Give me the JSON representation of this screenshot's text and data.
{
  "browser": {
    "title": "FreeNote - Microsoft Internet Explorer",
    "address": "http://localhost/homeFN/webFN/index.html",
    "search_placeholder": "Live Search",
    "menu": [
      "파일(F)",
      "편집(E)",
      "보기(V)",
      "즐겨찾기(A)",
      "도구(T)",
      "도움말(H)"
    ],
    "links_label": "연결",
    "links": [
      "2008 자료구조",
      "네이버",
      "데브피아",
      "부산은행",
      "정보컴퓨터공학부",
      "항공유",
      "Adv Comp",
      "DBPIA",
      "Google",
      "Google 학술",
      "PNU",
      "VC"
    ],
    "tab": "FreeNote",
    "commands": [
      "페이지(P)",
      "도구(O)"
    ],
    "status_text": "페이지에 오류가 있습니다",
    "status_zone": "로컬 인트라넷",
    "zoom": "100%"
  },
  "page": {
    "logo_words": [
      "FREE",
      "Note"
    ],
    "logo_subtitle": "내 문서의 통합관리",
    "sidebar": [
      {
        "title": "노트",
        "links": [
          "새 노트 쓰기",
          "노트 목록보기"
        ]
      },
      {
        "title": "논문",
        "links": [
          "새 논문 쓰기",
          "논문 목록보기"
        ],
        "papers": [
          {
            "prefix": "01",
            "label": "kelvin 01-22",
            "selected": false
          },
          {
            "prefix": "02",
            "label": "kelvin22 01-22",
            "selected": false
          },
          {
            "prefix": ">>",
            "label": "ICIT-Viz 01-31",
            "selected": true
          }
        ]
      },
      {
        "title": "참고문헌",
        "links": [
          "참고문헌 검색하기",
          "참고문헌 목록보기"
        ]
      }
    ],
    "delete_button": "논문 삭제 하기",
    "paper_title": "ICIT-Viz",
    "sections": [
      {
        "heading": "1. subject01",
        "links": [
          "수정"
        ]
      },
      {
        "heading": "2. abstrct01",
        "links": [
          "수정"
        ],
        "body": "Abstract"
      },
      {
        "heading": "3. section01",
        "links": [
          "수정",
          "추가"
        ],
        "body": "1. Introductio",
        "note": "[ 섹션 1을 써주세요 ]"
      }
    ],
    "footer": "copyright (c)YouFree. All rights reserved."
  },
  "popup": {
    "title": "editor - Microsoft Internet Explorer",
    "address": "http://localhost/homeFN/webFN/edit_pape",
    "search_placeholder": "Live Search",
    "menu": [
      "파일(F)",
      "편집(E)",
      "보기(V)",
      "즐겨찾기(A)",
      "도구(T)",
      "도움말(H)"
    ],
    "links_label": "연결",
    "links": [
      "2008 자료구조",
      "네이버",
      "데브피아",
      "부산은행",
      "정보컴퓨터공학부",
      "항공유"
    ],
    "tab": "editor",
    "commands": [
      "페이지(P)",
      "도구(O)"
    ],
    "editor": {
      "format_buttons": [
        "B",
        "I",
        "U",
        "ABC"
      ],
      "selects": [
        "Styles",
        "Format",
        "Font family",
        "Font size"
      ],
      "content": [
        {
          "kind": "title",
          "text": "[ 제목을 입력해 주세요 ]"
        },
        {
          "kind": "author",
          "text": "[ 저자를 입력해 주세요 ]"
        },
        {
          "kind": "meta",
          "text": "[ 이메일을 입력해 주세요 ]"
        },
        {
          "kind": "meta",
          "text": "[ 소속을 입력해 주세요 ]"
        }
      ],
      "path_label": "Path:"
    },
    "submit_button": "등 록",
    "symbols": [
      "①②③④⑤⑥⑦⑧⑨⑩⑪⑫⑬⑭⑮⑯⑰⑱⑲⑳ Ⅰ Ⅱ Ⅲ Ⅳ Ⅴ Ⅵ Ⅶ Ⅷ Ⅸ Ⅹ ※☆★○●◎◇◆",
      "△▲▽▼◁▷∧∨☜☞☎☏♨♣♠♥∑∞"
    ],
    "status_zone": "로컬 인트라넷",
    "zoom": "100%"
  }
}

·····

- [SHORT PROBLEM]
Copy all of the material word for word.

- [OUTPUT BELOW]
Give me the JSON representation of this screenshot's text and data.
{
  "browser": {
    "title": "FreeNote - Microsoft Internet Explorer",
    "address": "http://localhost/homeFN/webFN/index.html",
    "search_placeholder": "Live Search",
    "menu": [
      "파일(F)",
      "편집(E)",
      "보기(V)",
      "즐겨찾기(A)",
      "도구(T)",
      "도움말(H)"
    ],
    "links_label": "연결",
    "links": [
      "2008 자료구조",
      "네이버",
      "데브피아",
      "부산은행",
      "정보컴퓨터공학부",
      "항공유",
      "Adv Comp",
      "DBPIA",
      "Google",
      "Google 학술",
      "PNU",
      "VC"
    ],
    "tab": "FreeNote",
    "commands": [
      "페이지(P)",
      "도구(O)"
    ],
    "status_text": "페이지에 오류가 있습니다",
    "status_zone": "로컬 인트라넷",
    "zoom": "100%"
  },
  "page": {
    "logo_words": [
      "FREE",
      "Note"
    ],
    "logo_subtitle": "내 문서의 통합관리",
    "sidebar": [
      {
        "title": "노트",
        "links": [
          "새 노트 쓰기",
          "노트 목록보기"
        ]
      },
      {
        "title": "논문",
        "links": [
          "새 논문 쓰기",
          "논문 목록보기"
        ],
        "papers": [
          {
            "prefix": "01",
            "label": "kelvin 01-22",
            "selected": false
          },
          {
            "prefix": "02",
            "label": "kelvin22 01-22",
            "selected": false
          },
          {
            "prefix": ">>",
            "label": "ICIT-Viz 01-31",
            "selected": true
          }
        ]
      },
      {
        "title": "참고문헌",
        "links": [
          "참고문헌 검색하기",
          "참고문헌 목록보기"
        ]
      }
    ],
    "delete_button": "논문 삭제 하기",
    "paper_title": "ICIT-Viz",
    "sections": [
      {
        "heading": "1. subject01",
        "links": [
          "수정"
        ]
      },
      {
        "heading": "2. abstrct01",
        "links": [
          "수정"
        ],
        "body": "Abstract"
      },
      {
        "heading": "3. section01",
        "links": [
          "수정",
          "추가"
        ],
        "body": "1. Introductio",
        "note": "[ 섹션 1을 써주세요 ]"
      }
    ],
    "footer": "copyright (c)YouFree. All rights reserved."
  },
  "popup": {
    "title": "editor - Microsoft Internet Explorer",
    "address": "http://localhost/homeFN/webFN/edit_pape",
    "search_placeholder": "Live Search",
    "menu": [
      "파일(F)",
      "편집(E)",
      "보기(V)",
      "즐겨찾기(A)",
      "도구(T)",
      "도움말(H)"
    ],
    "links_label": "연결",
    "links": [
      "2008 자료구조",
      "네이버",
      "데브피아",
      "부산은행",
      "정보컴퓨터공학부",
      "항공유"
    ],
    "tab": "editor",
    "commands": [
      "페이지(P)",
      "도구(O)"
    ],
    "editor": {
      "format_buttons": [
        "B",
        "I",
        "U",
        "ABC"
      ],
      "selects": [
        "Styles",
        "Format",
        "Font family",
        "Font size"
      ],
      "content": [
        {
          "kind": "title",
          "text": "[ 제목을 입력해 주세요 ]"
        },
        {
          "kind": "author",
          "text": "[ 저자를 입력해 주세요 ]"
        },
        {
          "kind": "meta",
          "text": "[ 이메일을 입력해 주세요 ]"
        },
        {
          "kind": "meta",
          "text": "[ 소속을 입력해 주세요 ]"
        }
      ],
      "path_label": "Path:"
    },
    "submit_button": "등 록",
    "symbols": [
      "①②③④⑤⑥⑦⑧⑨⑩⑪⑫⑬⑭⑮⑯⑰⑱⑲⑳ Ⅰ Ⅱ Ⅲ Ⅳ Ⅴ Ⅵ Ⅶ Ⅷ Ⅸ Ⅹ ※☆★○●◎◇◆",
      "△▲▽▼◁▷∧∨☜☞☎☏♨♣♠♥∑∞"
    ],
    "status_zone": "로컬 인트라넷",
    "zoom": "100%"
  }
}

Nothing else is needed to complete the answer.